Data listing
** Begin **
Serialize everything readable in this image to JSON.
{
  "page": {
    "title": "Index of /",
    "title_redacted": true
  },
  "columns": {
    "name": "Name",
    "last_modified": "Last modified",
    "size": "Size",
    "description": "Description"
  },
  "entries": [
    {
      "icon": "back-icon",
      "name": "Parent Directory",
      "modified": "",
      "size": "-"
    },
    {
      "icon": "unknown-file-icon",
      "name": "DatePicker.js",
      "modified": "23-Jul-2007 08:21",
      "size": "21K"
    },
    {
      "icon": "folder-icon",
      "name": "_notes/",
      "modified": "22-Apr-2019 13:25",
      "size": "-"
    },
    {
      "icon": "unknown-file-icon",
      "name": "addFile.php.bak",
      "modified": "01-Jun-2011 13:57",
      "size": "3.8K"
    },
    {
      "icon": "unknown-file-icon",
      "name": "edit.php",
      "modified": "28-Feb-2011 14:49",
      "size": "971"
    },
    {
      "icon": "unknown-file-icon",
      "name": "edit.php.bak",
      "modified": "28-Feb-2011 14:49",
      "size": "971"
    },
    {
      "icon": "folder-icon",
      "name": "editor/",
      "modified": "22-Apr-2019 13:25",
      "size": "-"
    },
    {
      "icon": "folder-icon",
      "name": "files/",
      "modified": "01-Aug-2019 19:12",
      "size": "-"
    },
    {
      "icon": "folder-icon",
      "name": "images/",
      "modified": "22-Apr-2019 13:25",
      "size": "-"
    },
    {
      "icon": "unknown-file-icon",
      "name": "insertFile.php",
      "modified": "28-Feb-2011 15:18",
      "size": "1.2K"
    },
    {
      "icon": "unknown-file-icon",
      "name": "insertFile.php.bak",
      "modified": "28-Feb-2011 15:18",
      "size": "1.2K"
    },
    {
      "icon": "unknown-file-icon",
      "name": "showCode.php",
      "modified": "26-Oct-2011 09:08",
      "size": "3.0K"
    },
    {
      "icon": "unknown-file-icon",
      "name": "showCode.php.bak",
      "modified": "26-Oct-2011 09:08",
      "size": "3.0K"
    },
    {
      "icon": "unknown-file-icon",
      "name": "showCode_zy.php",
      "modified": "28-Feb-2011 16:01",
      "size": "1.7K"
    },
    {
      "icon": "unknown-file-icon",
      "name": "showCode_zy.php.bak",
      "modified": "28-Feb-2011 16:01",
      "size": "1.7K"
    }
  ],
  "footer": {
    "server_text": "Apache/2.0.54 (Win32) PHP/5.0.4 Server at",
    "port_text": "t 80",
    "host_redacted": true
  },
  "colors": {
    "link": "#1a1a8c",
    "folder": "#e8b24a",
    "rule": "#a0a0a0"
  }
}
** End **
## Problem requirements
Select every line of the records holding the string "insertFile".

## Task answer
      "name": "insertFile.php",
      "name": "insertFile.php.bak",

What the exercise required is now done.